- _Records_:
----------

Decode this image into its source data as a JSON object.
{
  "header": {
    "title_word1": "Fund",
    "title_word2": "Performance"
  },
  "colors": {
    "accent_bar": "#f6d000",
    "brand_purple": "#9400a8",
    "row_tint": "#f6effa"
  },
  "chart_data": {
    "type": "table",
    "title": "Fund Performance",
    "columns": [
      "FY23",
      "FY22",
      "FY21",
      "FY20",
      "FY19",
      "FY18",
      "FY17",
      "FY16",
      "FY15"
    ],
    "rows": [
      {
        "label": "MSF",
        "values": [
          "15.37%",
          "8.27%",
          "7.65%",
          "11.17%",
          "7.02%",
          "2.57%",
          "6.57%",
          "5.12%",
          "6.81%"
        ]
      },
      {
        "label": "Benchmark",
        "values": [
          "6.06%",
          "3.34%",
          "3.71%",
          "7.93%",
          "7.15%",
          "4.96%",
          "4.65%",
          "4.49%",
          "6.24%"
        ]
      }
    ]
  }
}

----------

- _Directions for this task_:
Return all of the above records exactly, leaving no line out.

- _Response for this exercise_:
Decode this image into its source data as a JSON object.
{
  "header": {
    "title_word1": "Fund",
    "title_word2": "Performance"
  },
  "colors": {
    "accent_bar": "#f6d000",
    "brand_purple": "#9400a8",
    "row_tint": "#f6effa"
  },
  "chart_data": {
    "type": "table",
    "title": "Fund Performance",
    "columns": [
      "FY23",
      "FY22",
      "FY21",
      "FY20",
      "FY19",
      "FY18",
      "FY17",
      "FY16",
      "FY15"
    ],
    "rows": [
      {
        "label": "MSF",
        "values": [
          "15.37%",
          "8.27%",
          "7.65%",
          "11.17%",
          "7.02%",
          "2.57%",
          "6.57%",
          "5.12%",
          "6.81%"
        ]
      },
      {
        "label": "Benchmark",
        "values": [
          "6.06%",
          "3.34%",
          "3.71%",
          "7.93%",
          "7.15%",
          "4.96%",
          "4.65%",
          "4.49%",
          "6.24%"
        ]
      }
    ]
  }
}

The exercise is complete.